WHAT IS BEING ASKED. Find the word "undisturbed" in the records below. List each line containing it.

□ □ □

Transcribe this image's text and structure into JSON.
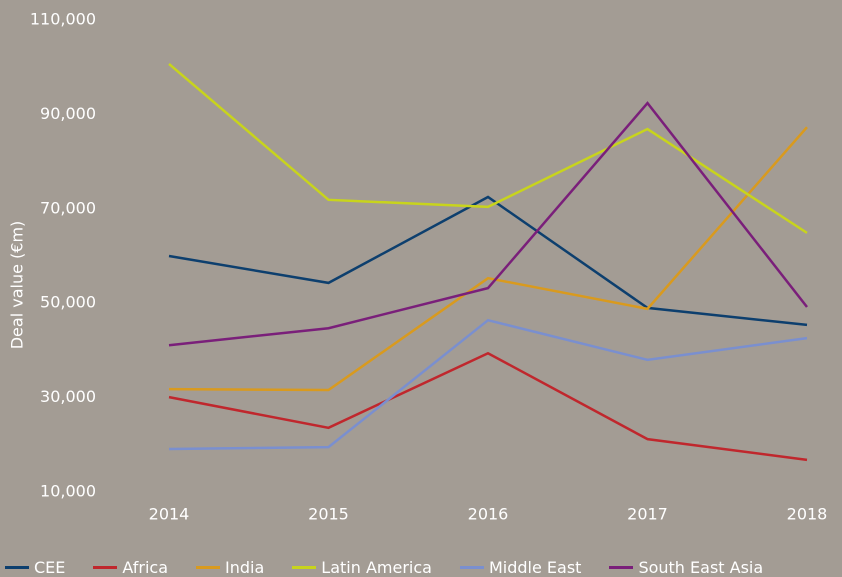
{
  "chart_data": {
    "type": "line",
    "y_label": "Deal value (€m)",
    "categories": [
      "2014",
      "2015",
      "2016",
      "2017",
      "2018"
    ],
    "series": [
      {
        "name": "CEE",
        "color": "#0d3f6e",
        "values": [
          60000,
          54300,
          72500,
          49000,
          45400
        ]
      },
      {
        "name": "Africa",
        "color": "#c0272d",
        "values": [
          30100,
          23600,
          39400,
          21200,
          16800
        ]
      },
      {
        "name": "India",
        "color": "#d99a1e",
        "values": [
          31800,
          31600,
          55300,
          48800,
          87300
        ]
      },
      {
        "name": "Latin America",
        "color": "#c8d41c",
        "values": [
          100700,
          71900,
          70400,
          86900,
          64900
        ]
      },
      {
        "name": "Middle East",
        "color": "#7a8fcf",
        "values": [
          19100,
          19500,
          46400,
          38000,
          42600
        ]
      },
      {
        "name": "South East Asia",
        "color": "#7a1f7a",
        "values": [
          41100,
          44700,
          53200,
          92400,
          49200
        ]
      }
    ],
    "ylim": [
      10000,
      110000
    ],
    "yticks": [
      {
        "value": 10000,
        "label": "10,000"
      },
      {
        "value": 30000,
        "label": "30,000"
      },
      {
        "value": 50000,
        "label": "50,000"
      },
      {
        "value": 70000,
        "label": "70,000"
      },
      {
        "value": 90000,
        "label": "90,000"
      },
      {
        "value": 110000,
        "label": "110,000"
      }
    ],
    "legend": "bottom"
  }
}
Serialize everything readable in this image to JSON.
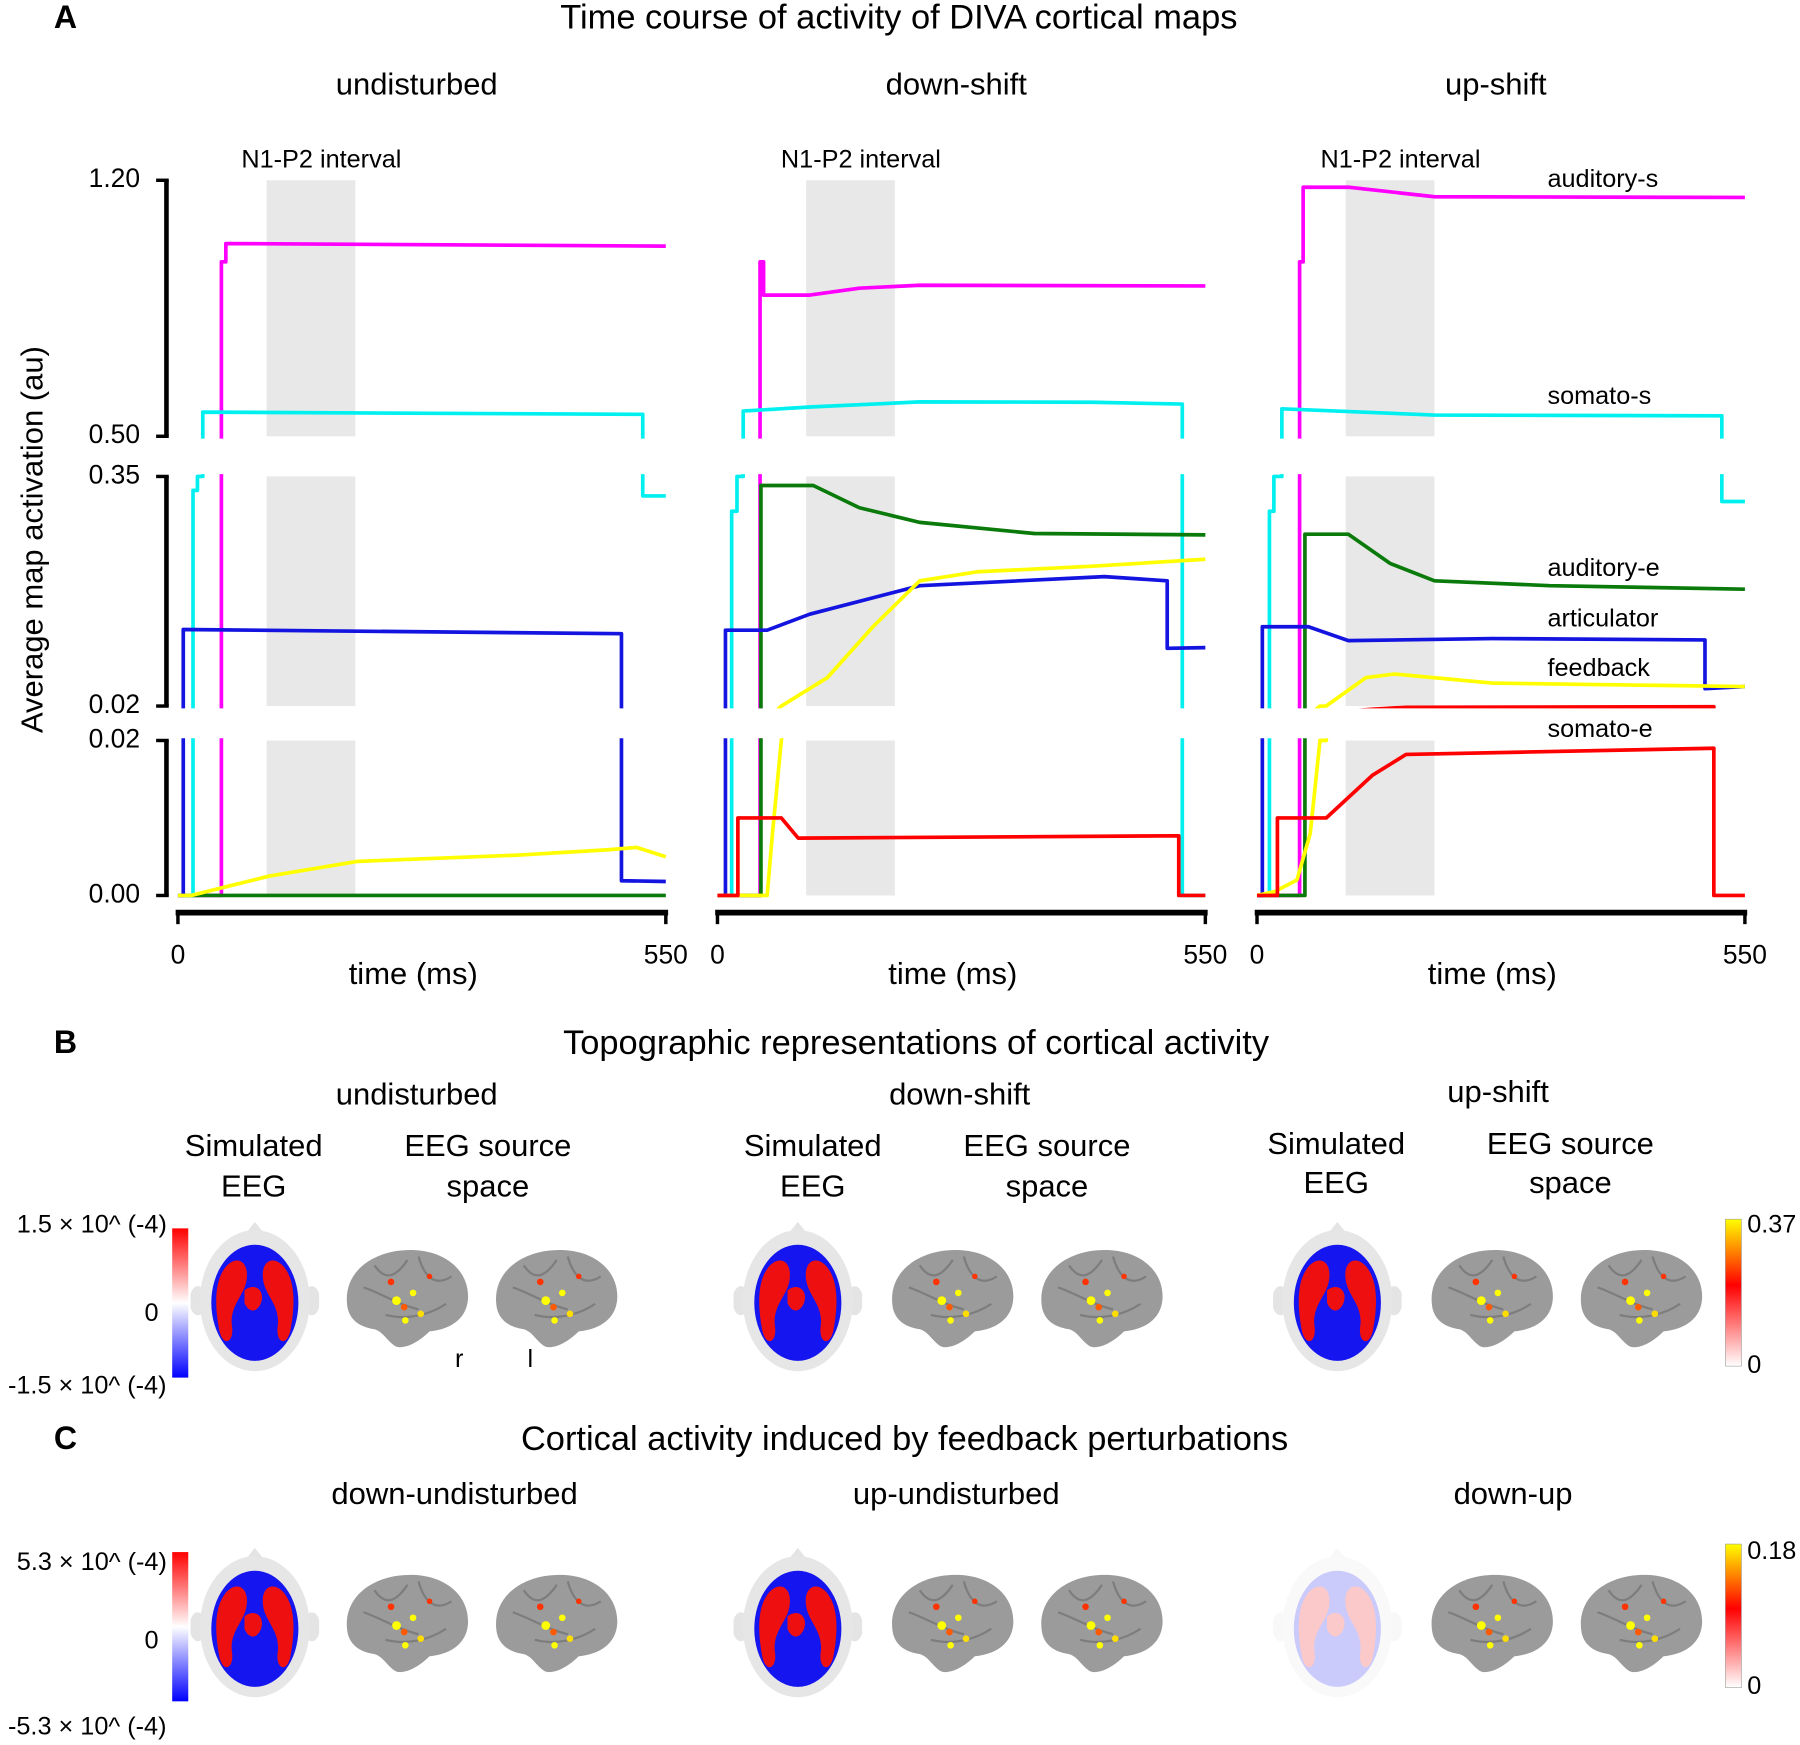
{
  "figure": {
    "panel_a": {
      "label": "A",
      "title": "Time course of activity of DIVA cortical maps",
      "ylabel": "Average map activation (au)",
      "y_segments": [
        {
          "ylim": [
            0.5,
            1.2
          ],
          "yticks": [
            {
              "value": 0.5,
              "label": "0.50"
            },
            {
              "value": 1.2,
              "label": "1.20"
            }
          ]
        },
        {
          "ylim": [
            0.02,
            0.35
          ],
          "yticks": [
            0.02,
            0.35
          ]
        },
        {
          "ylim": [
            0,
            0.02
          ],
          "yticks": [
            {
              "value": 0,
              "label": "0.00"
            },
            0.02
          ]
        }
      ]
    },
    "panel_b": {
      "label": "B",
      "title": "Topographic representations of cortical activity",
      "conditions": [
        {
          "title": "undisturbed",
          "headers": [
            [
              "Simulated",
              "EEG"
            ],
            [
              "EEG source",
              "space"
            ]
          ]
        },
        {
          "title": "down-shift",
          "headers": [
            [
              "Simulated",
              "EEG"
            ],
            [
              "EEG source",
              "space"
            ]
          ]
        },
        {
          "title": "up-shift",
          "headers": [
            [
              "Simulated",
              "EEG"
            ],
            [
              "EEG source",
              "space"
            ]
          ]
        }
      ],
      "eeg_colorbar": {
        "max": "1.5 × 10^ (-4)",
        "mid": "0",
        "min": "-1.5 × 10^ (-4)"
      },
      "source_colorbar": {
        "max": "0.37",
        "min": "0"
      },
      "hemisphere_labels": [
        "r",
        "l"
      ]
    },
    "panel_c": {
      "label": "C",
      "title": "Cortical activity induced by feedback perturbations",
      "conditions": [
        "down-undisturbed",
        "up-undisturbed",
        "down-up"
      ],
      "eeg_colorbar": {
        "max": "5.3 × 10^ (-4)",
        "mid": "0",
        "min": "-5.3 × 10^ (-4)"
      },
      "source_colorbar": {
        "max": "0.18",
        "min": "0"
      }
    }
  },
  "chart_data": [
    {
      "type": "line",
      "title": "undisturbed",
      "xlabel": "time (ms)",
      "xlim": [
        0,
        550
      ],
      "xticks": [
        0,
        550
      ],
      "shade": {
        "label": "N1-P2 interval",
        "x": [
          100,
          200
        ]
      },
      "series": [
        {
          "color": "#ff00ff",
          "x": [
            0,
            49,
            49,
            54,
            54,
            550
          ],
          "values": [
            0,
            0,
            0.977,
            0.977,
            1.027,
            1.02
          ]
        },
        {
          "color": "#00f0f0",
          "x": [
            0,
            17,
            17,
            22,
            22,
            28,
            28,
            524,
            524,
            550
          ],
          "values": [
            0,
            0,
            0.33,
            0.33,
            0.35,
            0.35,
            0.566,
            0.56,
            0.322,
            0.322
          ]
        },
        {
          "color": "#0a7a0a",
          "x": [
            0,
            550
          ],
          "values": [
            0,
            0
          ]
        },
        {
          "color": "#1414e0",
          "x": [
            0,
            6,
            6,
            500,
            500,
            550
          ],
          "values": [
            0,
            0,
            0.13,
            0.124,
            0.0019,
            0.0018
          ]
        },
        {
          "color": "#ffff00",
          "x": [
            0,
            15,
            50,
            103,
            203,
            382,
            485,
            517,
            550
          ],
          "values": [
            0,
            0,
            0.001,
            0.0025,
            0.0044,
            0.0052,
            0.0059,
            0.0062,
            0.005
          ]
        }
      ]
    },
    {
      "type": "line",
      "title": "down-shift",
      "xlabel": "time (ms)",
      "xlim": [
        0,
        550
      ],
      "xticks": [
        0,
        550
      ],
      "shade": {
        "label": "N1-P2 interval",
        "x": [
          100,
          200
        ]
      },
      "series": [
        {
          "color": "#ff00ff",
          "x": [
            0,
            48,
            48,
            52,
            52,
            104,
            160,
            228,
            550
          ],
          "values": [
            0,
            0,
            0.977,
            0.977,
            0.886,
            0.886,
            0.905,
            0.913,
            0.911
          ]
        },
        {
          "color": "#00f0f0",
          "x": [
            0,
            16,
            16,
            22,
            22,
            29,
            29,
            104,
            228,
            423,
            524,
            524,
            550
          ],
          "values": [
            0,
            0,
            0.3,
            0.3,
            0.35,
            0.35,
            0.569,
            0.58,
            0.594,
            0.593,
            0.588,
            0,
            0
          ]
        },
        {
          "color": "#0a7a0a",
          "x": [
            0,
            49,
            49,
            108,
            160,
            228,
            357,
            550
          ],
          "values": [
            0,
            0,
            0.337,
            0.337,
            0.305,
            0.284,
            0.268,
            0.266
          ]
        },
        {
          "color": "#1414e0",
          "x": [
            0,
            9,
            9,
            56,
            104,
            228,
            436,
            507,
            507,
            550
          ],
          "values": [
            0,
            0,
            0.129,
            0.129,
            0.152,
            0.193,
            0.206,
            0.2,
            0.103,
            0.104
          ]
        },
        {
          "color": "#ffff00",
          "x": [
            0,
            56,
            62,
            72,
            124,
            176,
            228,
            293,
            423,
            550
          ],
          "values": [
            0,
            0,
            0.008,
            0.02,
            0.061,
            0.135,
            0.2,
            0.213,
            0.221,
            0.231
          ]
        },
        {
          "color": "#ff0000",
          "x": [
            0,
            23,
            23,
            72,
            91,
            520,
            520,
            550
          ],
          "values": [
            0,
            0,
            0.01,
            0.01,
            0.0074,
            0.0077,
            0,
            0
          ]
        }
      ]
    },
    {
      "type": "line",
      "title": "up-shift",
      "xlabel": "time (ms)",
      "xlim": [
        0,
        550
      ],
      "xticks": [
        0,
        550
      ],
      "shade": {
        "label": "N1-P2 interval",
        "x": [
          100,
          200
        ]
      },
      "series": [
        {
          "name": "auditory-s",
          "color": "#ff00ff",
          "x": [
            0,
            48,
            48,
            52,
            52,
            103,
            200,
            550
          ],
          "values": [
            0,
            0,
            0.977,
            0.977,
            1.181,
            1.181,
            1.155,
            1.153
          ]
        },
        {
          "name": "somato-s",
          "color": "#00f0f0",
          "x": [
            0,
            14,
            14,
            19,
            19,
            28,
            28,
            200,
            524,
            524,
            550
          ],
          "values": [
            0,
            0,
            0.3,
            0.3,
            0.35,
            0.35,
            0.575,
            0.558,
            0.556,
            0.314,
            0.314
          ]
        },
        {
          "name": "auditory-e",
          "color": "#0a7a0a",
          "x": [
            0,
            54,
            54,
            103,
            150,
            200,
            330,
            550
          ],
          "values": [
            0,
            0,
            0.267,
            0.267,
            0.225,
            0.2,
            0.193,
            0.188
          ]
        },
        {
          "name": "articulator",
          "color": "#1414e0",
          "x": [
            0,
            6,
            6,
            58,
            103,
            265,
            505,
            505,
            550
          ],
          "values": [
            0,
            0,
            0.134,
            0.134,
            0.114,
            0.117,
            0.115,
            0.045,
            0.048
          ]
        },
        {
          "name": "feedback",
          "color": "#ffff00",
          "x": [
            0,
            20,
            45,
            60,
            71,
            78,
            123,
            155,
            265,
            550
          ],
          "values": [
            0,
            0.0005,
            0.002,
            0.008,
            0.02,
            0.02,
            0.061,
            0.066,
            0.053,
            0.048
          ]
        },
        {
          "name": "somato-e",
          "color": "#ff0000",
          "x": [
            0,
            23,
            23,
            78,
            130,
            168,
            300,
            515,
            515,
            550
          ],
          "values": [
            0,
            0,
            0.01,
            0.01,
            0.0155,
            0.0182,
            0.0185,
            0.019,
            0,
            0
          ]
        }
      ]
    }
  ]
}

□ □ □

EXERCISE OUTPUT.
          "title": "undisturbed",
        "down-undisturbed",
        "up-undisturbed",
      "title": "undisturbed",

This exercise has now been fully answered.